GIVEN RECORDS:
————

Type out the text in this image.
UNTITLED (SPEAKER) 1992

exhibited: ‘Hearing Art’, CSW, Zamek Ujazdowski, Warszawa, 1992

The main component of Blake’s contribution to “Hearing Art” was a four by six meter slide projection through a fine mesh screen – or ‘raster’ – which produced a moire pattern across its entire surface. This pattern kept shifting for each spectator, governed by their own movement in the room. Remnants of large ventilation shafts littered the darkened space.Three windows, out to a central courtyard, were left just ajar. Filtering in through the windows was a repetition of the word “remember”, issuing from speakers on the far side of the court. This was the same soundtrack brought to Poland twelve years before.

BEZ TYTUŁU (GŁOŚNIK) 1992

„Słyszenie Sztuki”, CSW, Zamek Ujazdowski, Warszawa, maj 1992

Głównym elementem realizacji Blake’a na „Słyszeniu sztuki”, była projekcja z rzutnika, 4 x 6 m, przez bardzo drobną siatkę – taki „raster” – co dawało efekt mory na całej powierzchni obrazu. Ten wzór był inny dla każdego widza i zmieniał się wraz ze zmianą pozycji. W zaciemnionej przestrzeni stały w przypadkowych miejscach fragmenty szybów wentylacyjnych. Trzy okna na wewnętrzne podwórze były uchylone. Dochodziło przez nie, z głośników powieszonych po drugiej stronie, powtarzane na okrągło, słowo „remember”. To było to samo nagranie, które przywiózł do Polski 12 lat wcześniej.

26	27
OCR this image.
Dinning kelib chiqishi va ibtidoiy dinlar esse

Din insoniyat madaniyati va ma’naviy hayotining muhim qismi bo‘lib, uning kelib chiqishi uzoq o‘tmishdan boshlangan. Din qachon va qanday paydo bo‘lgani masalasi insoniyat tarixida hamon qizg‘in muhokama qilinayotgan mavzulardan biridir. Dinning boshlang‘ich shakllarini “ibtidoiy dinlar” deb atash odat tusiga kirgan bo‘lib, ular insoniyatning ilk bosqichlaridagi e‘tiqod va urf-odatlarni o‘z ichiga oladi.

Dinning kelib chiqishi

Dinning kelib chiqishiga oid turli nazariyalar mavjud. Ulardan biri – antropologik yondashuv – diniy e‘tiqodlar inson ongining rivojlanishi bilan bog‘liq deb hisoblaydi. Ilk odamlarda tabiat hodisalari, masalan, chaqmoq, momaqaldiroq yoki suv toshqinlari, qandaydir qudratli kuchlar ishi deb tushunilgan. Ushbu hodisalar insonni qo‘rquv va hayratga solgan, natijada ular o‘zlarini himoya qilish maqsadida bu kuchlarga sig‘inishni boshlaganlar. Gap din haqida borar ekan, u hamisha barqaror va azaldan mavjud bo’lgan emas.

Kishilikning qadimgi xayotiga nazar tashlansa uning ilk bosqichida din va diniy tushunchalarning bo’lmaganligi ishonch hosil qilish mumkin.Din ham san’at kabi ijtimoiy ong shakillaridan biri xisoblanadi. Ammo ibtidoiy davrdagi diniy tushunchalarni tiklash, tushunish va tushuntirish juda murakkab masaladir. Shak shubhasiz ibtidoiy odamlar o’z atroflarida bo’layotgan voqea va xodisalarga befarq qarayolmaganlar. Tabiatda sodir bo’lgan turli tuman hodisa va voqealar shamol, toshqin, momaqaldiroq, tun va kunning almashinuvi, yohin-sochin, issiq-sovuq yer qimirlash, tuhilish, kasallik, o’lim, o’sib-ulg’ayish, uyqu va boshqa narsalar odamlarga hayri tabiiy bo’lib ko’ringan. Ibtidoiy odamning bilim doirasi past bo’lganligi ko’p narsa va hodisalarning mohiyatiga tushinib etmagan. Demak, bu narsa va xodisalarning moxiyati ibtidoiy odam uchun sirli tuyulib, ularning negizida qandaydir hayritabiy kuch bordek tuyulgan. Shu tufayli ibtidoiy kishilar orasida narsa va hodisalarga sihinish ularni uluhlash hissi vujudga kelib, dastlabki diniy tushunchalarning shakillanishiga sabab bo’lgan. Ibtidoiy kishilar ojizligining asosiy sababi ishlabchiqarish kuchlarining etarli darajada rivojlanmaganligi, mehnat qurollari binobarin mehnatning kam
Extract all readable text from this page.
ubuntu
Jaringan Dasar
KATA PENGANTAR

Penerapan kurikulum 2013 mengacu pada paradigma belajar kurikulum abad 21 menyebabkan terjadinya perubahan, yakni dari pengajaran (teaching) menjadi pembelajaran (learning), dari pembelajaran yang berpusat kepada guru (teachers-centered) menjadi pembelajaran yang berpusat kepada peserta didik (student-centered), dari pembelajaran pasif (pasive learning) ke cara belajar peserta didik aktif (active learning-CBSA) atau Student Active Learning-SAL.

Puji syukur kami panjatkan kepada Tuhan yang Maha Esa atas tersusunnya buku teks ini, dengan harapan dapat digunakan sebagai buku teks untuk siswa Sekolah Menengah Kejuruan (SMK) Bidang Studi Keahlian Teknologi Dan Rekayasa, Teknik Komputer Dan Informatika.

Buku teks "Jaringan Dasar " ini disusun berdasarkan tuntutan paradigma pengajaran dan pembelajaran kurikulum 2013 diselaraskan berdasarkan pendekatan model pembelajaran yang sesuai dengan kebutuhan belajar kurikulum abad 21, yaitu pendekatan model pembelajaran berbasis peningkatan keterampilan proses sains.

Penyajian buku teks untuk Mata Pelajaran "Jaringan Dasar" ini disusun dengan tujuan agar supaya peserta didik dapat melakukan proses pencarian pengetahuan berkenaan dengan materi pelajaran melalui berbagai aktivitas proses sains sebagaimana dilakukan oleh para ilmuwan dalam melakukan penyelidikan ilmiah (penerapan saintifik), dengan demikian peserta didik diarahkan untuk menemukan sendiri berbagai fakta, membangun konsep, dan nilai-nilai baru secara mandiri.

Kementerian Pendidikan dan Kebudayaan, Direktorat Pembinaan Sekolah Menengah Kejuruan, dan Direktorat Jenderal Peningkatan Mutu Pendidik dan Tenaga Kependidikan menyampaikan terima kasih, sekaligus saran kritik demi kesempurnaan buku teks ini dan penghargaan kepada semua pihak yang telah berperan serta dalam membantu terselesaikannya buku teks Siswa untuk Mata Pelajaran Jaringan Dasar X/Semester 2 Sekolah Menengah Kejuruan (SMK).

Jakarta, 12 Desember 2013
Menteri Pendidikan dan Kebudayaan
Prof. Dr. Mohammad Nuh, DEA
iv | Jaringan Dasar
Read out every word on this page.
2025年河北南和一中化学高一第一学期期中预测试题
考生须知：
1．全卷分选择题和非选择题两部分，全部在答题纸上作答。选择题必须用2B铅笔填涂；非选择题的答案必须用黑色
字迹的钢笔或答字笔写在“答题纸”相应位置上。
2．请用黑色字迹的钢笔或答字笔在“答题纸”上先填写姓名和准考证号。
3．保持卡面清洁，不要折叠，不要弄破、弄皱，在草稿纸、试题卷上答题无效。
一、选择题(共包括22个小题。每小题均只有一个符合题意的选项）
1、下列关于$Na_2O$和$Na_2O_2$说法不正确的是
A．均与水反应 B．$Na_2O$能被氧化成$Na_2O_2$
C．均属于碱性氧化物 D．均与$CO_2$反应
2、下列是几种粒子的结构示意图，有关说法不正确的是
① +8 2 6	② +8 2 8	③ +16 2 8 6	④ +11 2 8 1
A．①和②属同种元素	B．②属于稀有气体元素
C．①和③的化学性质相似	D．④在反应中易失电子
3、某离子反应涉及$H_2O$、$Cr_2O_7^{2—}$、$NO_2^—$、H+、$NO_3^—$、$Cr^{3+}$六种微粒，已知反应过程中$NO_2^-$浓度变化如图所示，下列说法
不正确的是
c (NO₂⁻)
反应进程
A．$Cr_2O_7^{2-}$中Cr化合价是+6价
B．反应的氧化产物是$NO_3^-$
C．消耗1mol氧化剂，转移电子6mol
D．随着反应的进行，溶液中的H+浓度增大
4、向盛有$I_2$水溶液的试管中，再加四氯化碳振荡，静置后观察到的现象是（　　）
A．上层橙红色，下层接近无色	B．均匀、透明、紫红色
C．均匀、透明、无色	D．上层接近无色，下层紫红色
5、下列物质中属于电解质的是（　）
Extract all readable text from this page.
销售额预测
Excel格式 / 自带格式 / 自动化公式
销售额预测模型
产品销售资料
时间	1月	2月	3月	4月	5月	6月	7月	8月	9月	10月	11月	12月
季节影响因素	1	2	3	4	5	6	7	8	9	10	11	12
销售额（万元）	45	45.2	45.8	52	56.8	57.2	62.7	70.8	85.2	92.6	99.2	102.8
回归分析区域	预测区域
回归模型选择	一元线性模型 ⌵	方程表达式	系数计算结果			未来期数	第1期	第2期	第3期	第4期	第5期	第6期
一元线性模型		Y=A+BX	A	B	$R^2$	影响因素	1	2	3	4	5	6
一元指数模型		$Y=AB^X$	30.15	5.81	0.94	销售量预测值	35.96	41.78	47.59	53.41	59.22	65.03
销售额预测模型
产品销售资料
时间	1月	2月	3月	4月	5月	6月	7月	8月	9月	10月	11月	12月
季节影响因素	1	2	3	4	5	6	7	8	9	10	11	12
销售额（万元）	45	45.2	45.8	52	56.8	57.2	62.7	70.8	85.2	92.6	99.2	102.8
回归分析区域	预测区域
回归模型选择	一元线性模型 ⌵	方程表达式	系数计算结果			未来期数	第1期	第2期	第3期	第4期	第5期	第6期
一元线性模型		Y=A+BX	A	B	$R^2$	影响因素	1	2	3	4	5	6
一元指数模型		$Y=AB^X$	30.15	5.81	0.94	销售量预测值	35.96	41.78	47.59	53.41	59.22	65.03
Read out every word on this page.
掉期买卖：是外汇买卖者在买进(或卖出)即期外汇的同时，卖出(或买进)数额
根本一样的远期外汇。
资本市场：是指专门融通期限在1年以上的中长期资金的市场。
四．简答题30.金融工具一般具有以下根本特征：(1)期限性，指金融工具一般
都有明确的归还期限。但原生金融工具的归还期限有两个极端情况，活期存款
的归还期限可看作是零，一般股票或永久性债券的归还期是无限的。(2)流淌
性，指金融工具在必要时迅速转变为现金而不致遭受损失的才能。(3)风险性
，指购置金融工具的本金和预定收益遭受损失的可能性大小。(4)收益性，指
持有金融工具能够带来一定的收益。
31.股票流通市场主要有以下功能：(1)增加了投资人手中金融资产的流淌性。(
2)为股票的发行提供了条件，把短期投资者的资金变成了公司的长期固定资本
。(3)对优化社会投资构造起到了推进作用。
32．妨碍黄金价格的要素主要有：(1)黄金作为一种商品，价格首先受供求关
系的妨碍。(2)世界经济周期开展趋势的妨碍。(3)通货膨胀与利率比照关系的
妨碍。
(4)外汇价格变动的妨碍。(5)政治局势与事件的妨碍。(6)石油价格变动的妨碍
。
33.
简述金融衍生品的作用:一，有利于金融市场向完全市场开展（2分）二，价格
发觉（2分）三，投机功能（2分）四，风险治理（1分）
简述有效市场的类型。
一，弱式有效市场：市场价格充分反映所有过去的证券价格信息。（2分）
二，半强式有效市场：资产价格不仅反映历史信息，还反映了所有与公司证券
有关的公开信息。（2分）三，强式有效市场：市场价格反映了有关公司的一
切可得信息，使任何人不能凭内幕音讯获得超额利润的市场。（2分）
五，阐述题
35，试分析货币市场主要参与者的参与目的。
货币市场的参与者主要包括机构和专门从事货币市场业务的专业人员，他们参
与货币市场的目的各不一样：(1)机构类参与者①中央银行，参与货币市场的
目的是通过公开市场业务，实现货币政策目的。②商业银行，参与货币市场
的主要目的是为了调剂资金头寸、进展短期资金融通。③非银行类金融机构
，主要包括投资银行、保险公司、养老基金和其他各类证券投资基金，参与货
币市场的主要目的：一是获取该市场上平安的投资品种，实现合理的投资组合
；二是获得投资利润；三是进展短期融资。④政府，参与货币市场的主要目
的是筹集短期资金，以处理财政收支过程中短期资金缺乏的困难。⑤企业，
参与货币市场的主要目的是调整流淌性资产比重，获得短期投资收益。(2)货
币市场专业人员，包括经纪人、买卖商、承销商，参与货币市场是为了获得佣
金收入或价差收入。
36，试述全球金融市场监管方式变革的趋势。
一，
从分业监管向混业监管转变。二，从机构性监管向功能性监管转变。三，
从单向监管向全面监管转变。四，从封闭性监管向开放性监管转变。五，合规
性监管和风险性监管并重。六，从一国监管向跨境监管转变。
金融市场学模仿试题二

————

EXERCISE DESCRIPTION: Within the data above, pick out all lines holding the word "Zamek".

CORRECT RESPONSE:
exhibited: ‘Hearing Art’, CSW, Zamek Ujazdowski, Warszawa, 1992
„Słyszenie Sztuki”, CSW, Zamek Ujazdowski, Warszawa, maj 1992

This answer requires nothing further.